- [SOURCE RECORDS]
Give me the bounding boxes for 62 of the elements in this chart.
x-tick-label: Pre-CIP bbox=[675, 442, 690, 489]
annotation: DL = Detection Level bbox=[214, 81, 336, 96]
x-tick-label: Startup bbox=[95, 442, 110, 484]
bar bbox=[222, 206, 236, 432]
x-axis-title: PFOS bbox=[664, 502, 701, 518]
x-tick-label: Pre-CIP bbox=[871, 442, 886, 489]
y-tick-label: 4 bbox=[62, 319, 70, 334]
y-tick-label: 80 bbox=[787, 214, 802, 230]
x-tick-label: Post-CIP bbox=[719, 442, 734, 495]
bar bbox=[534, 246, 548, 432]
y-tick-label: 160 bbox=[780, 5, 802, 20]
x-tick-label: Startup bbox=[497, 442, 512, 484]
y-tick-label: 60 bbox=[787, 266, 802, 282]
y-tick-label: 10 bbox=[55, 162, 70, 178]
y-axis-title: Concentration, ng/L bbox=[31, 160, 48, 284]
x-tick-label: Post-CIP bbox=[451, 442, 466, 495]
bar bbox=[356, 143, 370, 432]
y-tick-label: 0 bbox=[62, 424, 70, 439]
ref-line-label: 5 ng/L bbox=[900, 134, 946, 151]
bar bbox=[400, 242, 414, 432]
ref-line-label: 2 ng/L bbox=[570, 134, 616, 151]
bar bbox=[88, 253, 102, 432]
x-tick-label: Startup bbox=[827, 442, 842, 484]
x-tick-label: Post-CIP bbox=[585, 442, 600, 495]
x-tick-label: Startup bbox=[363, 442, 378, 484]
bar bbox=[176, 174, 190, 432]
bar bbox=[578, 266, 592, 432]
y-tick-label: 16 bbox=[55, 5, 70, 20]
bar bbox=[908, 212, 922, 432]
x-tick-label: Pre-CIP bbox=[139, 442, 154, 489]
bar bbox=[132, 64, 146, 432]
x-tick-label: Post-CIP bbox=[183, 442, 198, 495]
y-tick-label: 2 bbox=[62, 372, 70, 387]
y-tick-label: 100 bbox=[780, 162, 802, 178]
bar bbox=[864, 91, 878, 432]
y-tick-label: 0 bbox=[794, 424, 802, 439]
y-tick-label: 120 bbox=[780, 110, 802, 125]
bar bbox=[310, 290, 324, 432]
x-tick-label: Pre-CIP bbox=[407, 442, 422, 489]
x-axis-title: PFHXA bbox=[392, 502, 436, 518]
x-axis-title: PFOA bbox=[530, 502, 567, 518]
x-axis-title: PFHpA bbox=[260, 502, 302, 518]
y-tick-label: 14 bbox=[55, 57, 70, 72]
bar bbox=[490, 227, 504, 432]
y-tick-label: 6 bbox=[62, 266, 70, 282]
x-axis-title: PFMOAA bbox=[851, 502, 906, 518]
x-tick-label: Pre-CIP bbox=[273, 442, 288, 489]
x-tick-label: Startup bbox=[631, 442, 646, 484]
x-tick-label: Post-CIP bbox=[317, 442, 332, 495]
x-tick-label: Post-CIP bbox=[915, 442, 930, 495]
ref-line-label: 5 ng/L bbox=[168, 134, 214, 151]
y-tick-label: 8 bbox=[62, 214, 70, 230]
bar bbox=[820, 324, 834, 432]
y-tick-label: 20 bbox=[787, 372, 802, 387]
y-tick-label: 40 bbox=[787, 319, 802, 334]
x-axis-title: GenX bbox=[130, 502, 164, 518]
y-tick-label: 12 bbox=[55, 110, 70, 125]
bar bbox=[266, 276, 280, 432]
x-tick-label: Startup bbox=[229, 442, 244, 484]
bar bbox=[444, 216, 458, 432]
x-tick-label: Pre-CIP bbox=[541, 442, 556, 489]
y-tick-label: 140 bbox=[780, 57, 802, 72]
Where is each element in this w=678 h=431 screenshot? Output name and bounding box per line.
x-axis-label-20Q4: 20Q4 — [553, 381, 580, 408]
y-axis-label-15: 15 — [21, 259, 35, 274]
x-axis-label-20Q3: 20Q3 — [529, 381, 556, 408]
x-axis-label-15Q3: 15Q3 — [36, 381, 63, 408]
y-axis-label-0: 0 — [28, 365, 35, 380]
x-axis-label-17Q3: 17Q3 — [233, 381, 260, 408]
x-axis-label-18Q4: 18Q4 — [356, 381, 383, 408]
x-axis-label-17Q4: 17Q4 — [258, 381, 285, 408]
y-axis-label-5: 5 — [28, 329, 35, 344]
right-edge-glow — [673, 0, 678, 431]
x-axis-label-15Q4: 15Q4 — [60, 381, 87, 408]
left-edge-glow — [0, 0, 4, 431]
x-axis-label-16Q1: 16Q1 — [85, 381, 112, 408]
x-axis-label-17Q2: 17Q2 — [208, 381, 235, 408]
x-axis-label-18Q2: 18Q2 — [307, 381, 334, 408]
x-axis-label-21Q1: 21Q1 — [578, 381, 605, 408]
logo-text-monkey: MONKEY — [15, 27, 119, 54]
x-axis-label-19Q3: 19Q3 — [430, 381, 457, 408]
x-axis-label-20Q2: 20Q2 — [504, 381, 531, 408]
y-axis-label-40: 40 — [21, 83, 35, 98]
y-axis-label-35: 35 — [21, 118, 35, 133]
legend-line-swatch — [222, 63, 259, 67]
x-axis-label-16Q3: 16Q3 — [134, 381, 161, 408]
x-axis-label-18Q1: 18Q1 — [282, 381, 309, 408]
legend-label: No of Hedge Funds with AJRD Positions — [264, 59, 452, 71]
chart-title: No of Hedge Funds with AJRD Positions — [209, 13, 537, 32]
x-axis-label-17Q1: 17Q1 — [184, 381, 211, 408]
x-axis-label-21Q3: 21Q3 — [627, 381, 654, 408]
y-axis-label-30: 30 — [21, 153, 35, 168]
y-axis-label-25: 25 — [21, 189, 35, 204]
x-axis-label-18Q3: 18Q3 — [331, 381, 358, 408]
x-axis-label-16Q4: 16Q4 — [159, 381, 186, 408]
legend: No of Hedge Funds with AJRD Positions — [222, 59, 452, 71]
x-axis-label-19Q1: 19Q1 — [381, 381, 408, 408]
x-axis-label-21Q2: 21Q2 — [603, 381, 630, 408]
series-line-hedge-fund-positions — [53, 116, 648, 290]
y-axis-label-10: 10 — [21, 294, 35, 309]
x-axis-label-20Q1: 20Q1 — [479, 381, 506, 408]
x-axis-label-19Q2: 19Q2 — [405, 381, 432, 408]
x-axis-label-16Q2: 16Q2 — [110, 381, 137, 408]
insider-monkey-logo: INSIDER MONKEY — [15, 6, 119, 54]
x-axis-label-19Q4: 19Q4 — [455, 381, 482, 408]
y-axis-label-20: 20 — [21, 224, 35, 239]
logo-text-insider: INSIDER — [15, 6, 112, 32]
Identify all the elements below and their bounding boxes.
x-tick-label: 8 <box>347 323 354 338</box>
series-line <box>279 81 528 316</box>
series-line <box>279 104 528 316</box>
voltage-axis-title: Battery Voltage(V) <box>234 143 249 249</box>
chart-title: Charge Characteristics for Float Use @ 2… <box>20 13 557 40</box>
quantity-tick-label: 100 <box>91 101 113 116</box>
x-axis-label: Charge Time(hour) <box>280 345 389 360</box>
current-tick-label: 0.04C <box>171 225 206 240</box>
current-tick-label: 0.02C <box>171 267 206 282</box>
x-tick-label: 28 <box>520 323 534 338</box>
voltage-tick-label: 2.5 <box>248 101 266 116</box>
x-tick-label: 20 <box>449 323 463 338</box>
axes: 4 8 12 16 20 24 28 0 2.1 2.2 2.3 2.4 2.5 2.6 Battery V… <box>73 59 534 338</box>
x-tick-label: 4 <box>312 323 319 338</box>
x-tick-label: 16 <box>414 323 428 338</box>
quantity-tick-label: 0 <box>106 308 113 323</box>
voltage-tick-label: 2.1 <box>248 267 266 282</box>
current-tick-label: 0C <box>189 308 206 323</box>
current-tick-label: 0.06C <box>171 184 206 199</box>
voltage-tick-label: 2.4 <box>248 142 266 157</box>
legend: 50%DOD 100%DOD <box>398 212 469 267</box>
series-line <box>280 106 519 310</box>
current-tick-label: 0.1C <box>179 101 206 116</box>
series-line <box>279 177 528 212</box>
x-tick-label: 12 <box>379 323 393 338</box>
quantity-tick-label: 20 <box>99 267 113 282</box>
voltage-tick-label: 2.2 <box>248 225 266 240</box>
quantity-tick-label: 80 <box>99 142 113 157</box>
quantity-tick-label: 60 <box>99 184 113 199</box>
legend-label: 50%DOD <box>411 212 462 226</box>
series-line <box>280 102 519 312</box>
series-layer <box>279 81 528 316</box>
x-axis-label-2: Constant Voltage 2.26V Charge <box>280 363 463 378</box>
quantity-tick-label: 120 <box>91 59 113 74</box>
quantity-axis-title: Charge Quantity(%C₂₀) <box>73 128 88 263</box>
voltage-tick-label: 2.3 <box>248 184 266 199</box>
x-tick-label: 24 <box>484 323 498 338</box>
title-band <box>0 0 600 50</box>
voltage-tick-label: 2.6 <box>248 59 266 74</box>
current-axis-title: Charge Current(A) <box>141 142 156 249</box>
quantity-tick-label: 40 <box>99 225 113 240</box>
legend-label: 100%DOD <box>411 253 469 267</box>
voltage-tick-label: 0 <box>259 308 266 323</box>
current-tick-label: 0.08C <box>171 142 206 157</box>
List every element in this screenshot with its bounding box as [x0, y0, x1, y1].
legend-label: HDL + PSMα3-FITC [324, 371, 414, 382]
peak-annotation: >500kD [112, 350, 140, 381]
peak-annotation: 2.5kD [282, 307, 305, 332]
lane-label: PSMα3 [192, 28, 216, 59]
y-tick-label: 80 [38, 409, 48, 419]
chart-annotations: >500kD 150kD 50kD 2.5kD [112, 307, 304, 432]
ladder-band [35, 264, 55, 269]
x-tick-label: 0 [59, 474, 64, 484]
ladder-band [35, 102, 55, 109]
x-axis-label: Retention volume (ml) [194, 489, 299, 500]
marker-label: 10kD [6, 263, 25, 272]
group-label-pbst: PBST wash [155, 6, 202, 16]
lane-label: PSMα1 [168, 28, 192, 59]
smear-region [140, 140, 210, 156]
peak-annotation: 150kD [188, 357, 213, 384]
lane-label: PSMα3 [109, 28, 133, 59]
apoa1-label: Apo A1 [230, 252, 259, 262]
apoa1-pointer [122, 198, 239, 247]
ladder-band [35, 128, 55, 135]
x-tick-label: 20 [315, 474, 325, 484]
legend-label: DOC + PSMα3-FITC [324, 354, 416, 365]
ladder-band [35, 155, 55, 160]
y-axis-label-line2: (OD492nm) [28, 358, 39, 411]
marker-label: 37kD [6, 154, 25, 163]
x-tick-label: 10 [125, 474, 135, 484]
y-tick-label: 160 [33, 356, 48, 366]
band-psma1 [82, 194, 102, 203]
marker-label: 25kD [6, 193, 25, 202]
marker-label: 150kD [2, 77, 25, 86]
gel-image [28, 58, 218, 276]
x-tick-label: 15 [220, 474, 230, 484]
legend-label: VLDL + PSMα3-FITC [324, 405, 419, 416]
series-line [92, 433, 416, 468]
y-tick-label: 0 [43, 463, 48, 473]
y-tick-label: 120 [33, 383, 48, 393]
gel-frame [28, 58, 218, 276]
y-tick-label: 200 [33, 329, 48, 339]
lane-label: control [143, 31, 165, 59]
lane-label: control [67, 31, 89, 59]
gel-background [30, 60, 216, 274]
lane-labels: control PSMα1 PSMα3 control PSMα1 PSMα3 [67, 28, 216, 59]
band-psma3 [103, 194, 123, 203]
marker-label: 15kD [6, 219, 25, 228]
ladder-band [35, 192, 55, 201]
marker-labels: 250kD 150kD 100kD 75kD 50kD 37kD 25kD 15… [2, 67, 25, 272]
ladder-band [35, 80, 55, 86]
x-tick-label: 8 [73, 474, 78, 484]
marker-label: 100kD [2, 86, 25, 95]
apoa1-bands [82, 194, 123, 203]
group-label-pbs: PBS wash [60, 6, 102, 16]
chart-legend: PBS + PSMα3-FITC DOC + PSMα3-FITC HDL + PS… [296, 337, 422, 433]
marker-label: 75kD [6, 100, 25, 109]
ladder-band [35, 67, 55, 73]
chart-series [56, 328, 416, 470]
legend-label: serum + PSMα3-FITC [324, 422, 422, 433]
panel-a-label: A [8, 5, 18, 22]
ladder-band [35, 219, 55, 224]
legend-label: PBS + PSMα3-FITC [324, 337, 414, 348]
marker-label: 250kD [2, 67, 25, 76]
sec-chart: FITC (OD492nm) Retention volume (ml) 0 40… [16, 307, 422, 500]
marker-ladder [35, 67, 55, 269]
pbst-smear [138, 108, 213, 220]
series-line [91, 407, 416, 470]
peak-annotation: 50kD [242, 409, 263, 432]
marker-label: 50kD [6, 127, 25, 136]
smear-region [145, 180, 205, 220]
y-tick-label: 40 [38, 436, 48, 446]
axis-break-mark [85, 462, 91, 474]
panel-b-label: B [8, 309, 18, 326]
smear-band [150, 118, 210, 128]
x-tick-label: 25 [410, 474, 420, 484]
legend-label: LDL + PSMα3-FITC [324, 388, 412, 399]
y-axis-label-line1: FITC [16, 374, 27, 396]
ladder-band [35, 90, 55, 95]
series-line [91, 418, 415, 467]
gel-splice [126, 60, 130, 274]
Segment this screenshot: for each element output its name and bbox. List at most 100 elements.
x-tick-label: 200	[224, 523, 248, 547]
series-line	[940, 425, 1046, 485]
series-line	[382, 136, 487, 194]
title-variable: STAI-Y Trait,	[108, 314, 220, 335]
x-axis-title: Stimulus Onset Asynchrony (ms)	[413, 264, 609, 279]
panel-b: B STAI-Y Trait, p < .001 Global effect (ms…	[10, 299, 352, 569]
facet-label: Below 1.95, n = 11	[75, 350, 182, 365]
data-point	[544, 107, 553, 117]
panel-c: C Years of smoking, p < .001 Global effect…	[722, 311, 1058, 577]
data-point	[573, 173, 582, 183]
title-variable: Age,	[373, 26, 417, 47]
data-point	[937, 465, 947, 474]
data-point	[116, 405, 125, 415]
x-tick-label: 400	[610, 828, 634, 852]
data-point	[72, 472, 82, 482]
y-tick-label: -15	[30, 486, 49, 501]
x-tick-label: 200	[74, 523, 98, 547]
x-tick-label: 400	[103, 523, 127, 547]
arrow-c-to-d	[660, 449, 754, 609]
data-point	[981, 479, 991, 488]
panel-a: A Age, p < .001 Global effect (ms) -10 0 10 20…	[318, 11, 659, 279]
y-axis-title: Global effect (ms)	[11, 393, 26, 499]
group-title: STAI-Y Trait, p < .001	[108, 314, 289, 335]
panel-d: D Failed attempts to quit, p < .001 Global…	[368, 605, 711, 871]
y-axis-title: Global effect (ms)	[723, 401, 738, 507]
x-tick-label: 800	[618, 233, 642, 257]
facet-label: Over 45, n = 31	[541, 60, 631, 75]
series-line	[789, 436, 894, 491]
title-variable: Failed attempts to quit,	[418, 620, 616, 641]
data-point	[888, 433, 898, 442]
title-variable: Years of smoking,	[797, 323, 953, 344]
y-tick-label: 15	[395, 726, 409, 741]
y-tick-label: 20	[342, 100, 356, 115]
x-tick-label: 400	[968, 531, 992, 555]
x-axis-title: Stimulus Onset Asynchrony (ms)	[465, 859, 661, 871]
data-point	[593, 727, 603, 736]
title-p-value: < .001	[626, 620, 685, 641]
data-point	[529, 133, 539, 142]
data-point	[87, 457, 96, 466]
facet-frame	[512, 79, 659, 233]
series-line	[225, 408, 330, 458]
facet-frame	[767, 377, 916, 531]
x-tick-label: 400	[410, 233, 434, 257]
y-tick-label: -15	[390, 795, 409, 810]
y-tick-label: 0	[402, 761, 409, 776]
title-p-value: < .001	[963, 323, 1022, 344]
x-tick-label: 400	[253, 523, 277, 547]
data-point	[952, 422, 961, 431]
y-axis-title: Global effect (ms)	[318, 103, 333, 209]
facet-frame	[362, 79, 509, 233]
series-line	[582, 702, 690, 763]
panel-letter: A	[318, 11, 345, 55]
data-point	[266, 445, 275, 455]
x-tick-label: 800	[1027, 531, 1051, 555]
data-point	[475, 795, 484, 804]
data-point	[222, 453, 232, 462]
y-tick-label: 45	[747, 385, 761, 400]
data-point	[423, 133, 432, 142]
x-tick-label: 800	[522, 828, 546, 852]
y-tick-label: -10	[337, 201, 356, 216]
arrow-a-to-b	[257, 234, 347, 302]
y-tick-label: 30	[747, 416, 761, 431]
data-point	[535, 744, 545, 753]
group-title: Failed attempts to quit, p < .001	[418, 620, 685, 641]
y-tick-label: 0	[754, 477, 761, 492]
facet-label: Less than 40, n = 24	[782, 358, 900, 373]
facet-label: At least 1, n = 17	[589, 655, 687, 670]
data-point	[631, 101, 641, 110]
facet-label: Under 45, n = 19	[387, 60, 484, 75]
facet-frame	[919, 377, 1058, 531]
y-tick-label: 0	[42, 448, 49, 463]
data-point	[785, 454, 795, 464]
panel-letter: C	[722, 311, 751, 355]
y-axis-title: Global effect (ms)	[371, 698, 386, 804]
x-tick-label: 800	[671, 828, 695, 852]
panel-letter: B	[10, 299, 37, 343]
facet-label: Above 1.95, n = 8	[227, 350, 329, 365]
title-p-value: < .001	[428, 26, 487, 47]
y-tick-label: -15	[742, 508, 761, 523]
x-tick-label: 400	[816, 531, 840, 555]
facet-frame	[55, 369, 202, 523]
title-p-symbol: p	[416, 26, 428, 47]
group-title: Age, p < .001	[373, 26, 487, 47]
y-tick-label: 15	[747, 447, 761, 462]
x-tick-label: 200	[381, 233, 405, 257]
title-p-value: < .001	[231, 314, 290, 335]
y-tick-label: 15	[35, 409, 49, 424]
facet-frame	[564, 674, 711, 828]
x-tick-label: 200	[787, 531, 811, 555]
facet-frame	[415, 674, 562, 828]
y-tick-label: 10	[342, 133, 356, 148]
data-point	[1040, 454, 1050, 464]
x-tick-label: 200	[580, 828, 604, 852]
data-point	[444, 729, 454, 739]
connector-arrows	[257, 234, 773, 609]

- [INSTRUCTIONS FOR THE TASK] Reproduce the records verbatim, starting at their first line and ending at the line containing "bar bbox=[222, 206, 236, 432]", both lines included.

- [COMPLETE RESPONSE]
Give me the bounding boxes for 62 of the elements in this chart.
x-tick-label: Pre-CIP bbox=[675, 442, 690, 489]
annotation: DL = Detection Level bbox=[214, 81, 336, 96]
x-tick-label: Startup bbox=[95, 442, 110, 484]
bar bbox=[222, 206, 236, 432]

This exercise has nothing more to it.